__Fragmento dado__:
- - - - -
Arte Arte y Letras

El mundo coleccionable

1. Sin distinción. Foto Pedro Agustín II
Sin distinción. Oriol Vilanova, 2017. Cortesía del artista y del CA2M.

Una mañana, hace quince años, Oriol Vilanova (Manresa, 1980) compró en el Mercat de Sant Antoni barcelonés su primera postal. Ahora expone en la Fundació Antoni Tàpies una parte del archivo que ha ido reuniendo desde entonces: 27.000 tarjetas que transforman las dos plantas del edificio en un gigantesco puestecillo dominical minuciosamente clasificado, e inspirado por criterios dramatúrgicos: «si no me gusta cómo el vendedor teatraliza la negociación, no compro» (1).
- - - - -
__Datos mostrados__:
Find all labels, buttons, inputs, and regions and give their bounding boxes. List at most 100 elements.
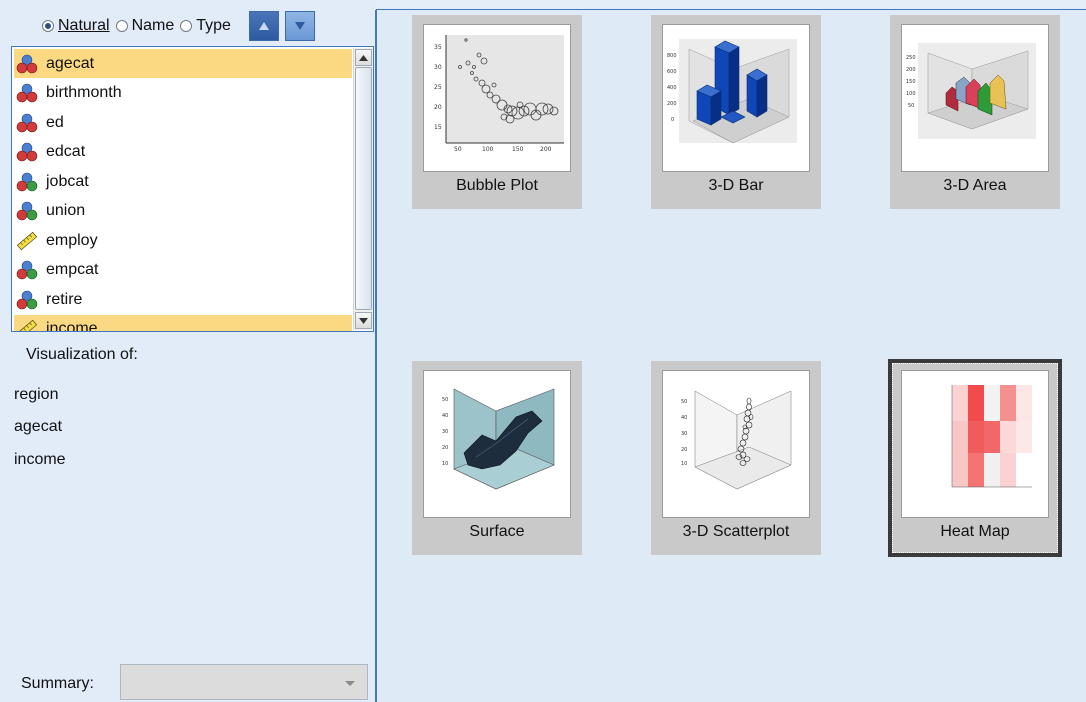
- - - - -
__Problema 1__: Edita el trozo del texto sobre las postales que empieza en "Arte Arte y" y acaba en "y del CA2M.", poniendo "El mundo de las postales" en lugar de "El mundo coleccionable", y escríbelo entero de nuevo.
__Problema 2__: Retoma el texto sobre las postales y continúalo después de su última frase.
Las líneas no hacen falta para nada.

__Respuesta escrita 1__:
Arte Arte y Letras

El mundo de las postales

1. Sin distinción. Foto Pedro Agustín II
Sin distinción. Oriol Vilanova, 2017. Cortesía del artista y del CA2M.

__Respuesta escrita 2__:
La pulsión coleccionista, el gabinete de curiosidades y las escenografías del archivo son asimismo los temas de la exposición que presenta simultáneamente en el Centro de Arte 2 de Mayo. Dialogando con la reciente renovación arquitectónica del espacio mostoleño realizada por Andrés Jaque, Vilanova ha realizado originales operaciones curatoriales con fondos procedentes de la sección de obra gráfica de la Colección de Arte de la Comunidad de Madrid,

Diumenge (Domingo) y Colección XV se podrán ver, junto con las actividades relacionadas, hasta el 28 de mayo.

Aquí estaba

Esta vitrina vacía del Museo del Ejército de Toledo contenía la espada de Boabdil. En esta otra tampoco podemos ver las cabezas de piratas disecadas que forman parte de las posesiones del Museo Nacional de Antropología. Y aquí, a falta de objeto, una sobria cartela desgastada, en un rincón del blanco desvaído, declara: «La llegada del Diplodocus al Museo». Y en aquella, si estuviera llena, veríamos, como las han visto los visitantes del Arqueológico, las cariadas monedas de oro roto del tesoro que los submarinistas hallaron, el 18 de mayo de 2007, entre los pecios del navío La Mercedes, que fue hundido a cañonazos, doscientos años atrás, en la batalla del Cabo de Santa María (2).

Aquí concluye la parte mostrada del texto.